## Your instructions
Can you transcribe every entry word for word, skipping the images?

Stored data:

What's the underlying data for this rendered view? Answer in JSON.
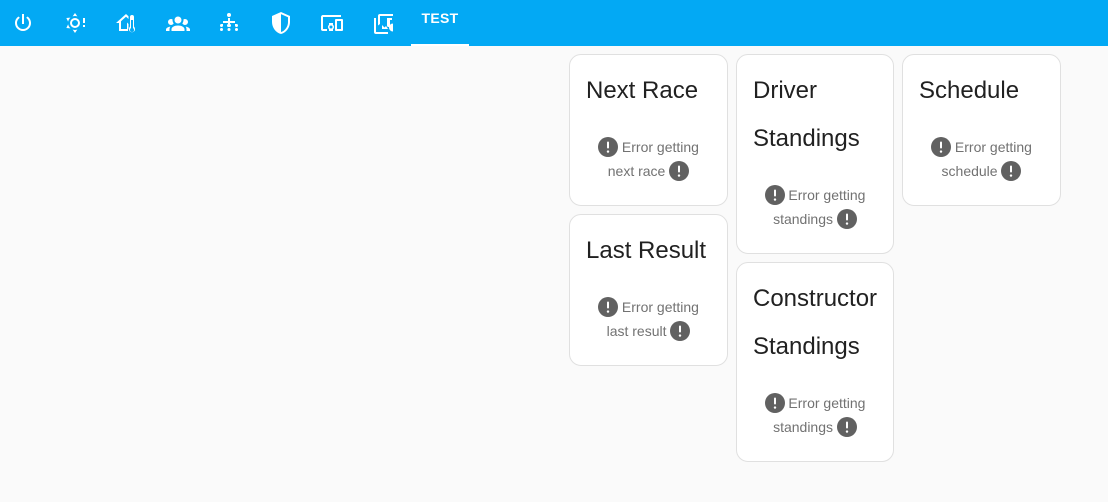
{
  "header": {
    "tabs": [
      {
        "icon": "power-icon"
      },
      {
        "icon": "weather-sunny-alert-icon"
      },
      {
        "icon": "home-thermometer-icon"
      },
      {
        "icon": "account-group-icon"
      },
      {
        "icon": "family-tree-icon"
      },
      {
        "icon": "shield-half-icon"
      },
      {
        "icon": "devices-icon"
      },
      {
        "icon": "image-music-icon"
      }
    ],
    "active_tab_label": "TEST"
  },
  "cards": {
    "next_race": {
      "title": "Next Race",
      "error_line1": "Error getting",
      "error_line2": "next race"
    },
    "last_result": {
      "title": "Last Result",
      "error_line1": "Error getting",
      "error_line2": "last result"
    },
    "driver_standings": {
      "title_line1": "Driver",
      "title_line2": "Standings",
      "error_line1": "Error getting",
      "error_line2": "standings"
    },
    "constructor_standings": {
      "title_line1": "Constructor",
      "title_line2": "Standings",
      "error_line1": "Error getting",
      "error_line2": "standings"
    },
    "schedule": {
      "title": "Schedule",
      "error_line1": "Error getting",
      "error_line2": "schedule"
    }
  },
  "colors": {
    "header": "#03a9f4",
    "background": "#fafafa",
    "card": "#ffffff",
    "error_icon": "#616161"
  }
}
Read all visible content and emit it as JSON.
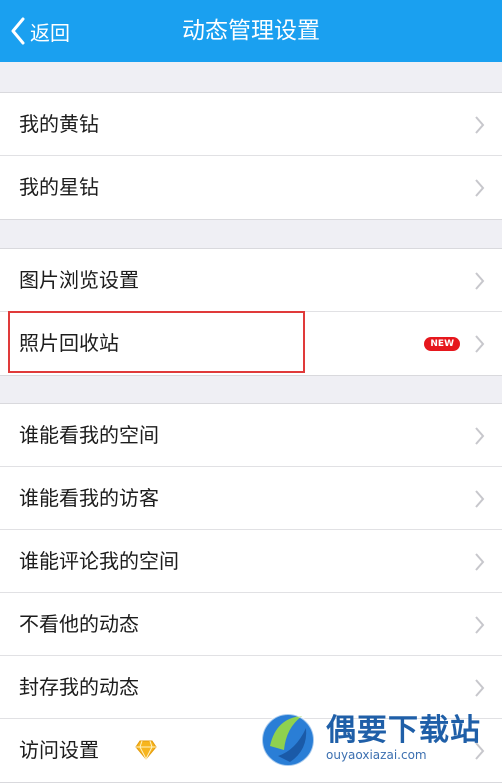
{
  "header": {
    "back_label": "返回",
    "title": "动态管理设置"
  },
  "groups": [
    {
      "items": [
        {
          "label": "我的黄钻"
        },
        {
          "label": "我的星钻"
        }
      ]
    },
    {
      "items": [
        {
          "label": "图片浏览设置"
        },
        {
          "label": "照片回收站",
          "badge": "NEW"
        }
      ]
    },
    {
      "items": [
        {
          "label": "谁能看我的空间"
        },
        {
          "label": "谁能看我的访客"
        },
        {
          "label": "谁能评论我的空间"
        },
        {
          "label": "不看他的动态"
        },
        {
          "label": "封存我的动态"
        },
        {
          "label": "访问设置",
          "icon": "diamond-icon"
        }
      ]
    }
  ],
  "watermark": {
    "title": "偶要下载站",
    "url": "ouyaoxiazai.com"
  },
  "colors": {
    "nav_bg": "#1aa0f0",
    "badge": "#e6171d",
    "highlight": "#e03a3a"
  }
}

## The answer
What's the underlying data for this rendered view? Answer in JSON.
{
  "header": {
    "tabs": [
      {
        "icon": "power-icon"
      },
      {
        "icon": "weather-sunny-alert-icon"
      },
      {
        "icon": "home-thermometer-icon"
      },
      {
        "icon": "account-group-icon"
      },
      {
        "icon": "family-tree-icon"
      },
      {
        "icon": "shield-half-icon"
      },
      {
        "icon": "devices-icon"
      },
      {
        "icon": "image-music-icon"
      }
    ],
    "active_tab_label": "TEST"
  },
  "cards": {
    "next_race": {
      "title": "Next Race",
      "error_line1": "Error getting",
      "error_line2": "next race"
    },
    "last_result": {
      "title": "Last Result",
      "error_line1": "Error getting",
      "error_line2": "last result"
    },
    "driver_standings": {
      "title_line1": "Driver",
      "title_line2": "Standings",
      "error_line1": "Error getting",
      "error_line2": "standings"
    },
    "constructor_standings": {
      "title_line1": "Constructor",
      "title_line2": "Standings",
      "error_line1": "Error getting",
      "error_line2": "standings"
    },
    "schedule": {
      "title": "Schedule",
      "error_line1": "Error getting",
      "error_line2": "schedule"
    }
  },
  "colors": {
    "header": "#03a9f4",
    "background": "#fafafa",
    "card": "#ffffff",
    "error_icon": "#616161"
  }
}
Read all visible content and emit it as JSON.
{
  "header": {
    "back_label": "返回",
    "title": "动态管理设置"
  },
  "groups": [
    {
      "items": [
        {
          "label": "我的黄钻"
        },
        {
          "label": "我的星钻"
        }
      ]
    },
    {
      "items": [
        {
          "label": "图片浏览设置"
        },
        {
          "label": "照片回收站",
          "badge": "NEW"
        }
      ]
    },
    {
      "items": [
        {
          "label": "谁能看我的空间"
        },
        {
          "label": "谁能看我的访客"
        },
        {
          "label": "谁能评论我的空间"
        },
        {
          "label": "不看他的动态"
        },
        {
          "label": "封存我的动态"
        },
        {
          "label": "访问设置",
          "icon": "diamond-icon"
        }
      ]
    }
  ],
  "watermark": {
    "title": "偶要下载站",
    "url": "ouyaoxiazai.com"
  },
  "colors": {
    "nav_bg": "#1aa0f0",
    "badge": "#e6171d",
    "highlight": "#e03a3a"
  }
}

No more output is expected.